Instruction: Search the material for the string "jeder", then return every line where it is found.

— START OF Records for this task —

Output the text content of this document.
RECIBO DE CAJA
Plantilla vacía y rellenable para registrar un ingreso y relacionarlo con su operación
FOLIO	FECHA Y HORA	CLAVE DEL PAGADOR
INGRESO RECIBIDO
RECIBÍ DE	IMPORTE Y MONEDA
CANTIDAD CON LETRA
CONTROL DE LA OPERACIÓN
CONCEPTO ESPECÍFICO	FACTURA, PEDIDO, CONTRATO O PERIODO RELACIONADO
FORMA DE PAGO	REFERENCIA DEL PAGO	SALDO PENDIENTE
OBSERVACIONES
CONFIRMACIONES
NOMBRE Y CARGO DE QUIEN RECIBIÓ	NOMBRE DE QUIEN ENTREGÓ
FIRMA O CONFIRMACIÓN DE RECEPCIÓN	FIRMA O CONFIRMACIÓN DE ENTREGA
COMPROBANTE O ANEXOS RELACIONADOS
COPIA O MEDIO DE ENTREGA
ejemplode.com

— END OF Records for this task —
— START OF Records for this task —

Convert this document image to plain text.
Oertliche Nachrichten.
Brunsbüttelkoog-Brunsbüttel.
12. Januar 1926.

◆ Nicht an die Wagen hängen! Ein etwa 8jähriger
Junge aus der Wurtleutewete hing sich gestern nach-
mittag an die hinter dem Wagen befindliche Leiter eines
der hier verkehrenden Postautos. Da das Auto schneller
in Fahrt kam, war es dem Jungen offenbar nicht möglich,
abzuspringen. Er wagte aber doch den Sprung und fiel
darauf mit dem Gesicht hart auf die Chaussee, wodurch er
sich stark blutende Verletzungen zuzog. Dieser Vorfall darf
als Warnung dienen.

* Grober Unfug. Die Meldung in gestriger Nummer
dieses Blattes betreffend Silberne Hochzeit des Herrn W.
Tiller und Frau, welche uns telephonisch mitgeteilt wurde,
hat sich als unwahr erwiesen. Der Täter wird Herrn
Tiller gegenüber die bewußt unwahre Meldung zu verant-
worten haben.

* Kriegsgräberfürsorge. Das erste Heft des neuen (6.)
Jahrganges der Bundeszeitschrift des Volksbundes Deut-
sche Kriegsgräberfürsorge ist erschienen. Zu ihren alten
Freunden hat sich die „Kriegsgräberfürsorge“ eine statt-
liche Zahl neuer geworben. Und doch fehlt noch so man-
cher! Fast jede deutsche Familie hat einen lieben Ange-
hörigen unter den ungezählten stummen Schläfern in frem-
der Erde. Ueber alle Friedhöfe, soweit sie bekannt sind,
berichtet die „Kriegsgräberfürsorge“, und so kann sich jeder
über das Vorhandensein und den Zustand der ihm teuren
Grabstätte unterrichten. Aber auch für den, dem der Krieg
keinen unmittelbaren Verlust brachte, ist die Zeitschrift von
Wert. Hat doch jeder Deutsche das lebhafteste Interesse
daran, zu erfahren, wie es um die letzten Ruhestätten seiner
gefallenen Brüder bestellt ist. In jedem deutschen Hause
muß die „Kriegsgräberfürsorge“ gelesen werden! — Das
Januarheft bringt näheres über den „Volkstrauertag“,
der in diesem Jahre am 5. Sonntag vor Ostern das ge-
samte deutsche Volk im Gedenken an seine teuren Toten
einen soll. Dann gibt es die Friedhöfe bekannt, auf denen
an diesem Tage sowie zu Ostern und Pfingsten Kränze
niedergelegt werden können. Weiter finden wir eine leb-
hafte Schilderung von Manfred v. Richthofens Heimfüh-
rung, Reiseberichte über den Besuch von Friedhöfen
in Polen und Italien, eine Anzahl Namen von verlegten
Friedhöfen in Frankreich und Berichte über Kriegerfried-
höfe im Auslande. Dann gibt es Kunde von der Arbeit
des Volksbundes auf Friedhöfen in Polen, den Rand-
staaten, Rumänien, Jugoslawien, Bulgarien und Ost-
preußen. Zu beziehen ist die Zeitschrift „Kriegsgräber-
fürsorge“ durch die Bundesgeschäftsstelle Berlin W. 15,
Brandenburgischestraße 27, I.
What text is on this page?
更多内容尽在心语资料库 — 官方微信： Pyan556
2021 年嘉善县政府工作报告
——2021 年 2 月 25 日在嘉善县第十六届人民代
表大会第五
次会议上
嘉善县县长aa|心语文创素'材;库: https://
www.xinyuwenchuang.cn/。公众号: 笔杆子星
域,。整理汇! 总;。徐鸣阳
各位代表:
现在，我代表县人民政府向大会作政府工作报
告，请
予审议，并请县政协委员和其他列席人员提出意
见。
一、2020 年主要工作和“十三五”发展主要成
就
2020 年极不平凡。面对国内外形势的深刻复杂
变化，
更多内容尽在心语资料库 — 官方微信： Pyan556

— END OF Records for this task —

Result:
berichtet die „Kriegsgräberfürsorge“, und so kann sich jeder
Wert. Hat doch jeder Deutsche das lebhafteste Interesse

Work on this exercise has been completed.